Transcribe the data that follows precisely, omitting nothing.

BEGIN Record list

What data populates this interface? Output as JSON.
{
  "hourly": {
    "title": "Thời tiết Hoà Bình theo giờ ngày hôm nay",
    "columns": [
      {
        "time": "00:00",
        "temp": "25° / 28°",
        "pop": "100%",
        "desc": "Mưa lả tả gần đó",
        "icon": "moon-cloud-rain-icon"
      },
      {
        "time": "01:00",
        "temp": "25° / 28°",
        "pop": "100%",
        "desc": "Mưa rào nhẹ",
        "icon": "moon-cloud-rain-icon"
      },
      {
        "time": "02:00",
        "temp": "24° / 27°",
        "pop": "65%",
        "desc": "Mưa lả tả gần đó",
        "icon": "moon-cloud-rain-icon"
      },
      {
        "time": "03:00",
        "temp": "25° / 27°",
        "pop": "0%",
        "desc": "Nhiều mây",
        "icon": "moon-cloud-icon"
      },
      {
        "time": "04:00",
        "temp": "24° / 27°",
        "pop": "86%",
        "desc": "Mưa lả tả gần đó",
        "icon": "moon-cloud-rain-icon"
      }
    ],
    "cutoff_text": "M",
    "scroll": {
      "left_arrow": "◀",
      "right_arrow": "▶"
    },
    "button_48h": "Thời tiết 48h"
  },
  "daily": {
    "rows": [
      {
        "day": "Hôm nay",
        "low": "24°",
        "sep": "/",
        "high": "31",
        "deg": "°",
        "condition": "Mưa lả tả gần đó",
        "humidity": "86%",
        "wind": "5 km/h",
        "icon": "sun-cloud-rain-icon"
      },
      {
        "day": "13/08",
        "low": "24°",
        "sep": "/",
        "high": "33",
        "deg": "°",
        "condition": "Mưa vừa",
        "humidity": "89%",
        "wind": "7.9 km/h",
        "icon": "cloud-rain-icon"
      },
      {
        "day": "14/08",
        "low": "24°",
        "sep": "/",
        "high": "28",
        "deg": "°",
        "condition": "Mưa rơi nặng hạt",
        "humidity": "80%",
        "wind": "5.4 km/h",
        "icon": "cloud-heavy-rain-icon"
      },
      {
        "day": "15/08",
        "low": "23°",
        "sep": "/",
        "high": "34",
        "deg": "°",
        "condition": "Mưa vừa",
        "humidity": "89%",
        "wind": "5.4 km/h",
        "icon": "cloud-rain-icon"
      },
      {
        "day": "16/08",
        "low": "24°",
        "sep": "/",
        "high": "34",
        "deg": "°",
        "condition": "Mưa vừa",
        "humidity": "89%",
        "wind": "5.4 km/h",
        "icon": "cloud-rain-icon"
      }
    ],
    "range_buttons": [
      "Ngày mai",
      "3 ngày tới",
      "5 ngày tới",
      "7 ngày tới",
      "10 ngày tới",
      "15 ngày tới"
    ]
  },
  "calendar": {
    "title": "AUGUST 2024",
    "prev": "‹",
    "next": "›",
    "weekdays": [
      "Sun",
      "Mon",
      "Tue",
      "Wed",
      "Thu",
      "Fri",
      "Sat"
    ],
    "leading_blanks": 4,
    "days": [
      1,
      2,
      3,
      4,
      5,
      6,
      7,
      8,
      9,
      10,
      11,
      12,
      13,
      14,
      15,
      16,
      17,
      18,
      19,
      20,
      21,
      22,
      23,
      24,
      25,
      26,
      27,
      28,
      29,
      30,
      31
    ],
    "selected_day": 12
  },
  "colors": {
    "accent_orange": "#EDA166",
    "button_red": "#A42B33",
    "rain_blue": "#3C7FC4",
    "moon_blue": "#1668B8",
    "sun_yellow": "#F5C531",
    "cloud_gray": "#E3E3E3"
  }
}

END Record list

> [Written response]
What data populates this interface? Output as JSON.
{
  "hourly": {
    "title": "Thời tiết Hoà Bình theo giờ ngày hôm nay",
    "columns": [
      {
        "time": "00:00",
        "temp": "25° / 28°",
        "pop": "100%",
        "desc": "Mưa lả tả gần đó",
        "icon": "moon-cloud-rain-icon"
      },
      {
        "time": "01:00",
        "temp": "25° / 28°",
        "pop": "100%",
        "desc": "Mưa rào nhẹ",
        "icon": "moon-cloud-rain-icon"
      },
      {
        "time": "02:00",
        "temp": "24° / 27°",
        "pop": "65%",
        "desc": "Mưa lả tả gần đó",
        "icon": "moon-cloud-rain-icon"
      },
      {
        "time": "03:00",
        "temp": "25° / 27°",
        "pop": "0%",
        "desc": "Nhiều mây",
        "icon": "moon-cloud-icon"
      },
      {
        "time": "04:00",
        "temp": "24° / 27°",
        "pop": "86%",
        "desc": "Mưa lả tả gần đó",
        "icon": "moon-cloud-rain-icon"
      }
    ],
    "cutoff_text": "M",
    "scroll": {
      "left_arrow": "◀",
      "right_arrow": "▶"
    },
    "button_48h": "Thời tiết 48h"
  },
  "daily": {
    "rows": [
      {
        "day": "Hôm nay",
        "low": "24°",
        "sep": "/",
        "high": "31",
        "deg": "°",
        "condition": "Mưa lả tả gần đó",
        "humidity": "86%",
        "wind": "5 km/h",
        "icon": "sun-cloud-rain-icon"
      },
      {
        "day": "13/08",
        "low": "24°",
        "sep": "/",
        "high": "33",
        "deg": "°",
        "condition": "Mưa vừa",
        "humidity": "89%",
        "wind": "7.9 km/h",
        "icon": "cloud-rain-icon"
      },
      {
        "day": "14/08",
        "low": "24°",
        "sep": "/",
        "high": "28",
        "deg": "°",
        "condition": "Mưa rơi nặng hạt",
        "humidity": "80%",
        "wind": "5.4 km/h",
        "icon": "cloud-heavy-rain-icon"
      },
      {
        "day": "15/08",
        "low": "23°",
        "sep": "/",
        "high": "34",
        "deg": "°",
        "condition": "Mưa vừa",
        "humidity": "89%",
        "wind": "5.4 km/h",
        "icon": "cloud-rain-icon"
      },
      {
        "day": "16/08",
        "low": "24°",
        "sep": "/",
        "high": "34",
        "deg": "°",
        "condition": "Mưa vừa",
        "humidity": "89%",
        "wind": "5.4 km/h",
        "icon": "cloud-rain-icon"
      }
    ],
    "range_buttons": [
      "Ngày mai",
      "3 ngày tới",
      "5 ngày tới",
      "7 ngày tới",
      "10 ngày tới",
      "15 ngày tới"
    ]
  },
  "calendar": {
    "title": "AUGUST 2024",
    "prev": "‹",
    "next": "›",
    "weekdays": [
      "Sun",
      "Mon",
      "Tue",
      "Wed",
      "Thu",
      "Fri",
      "Sat"
    ],
    "leading_blanks": 4,
    "days": [
      1,
      2,
      3,
      4,
      5,
      6,
      7,
      8,
      9,
      10,
      11,
      12,
      13,
      14,
      15,
      16,
      17,
      18,
      19,
      20,
      21,
      22,
      23,
      24,
      25,
      26,
      27,
      28,
      29,
      30,
      31
    ],
    "selected_day": 12
  },
  "colors": {
    "accent_orange": "#EDA166",
    "button_red": "#A42B33",
    "rain_blue": "#3C7FC4",
    "moon_blue": "#1668B8",
    "sun_yellow": "#F5C531",
    "cloud_gray": "#E3E3E3"
  }
}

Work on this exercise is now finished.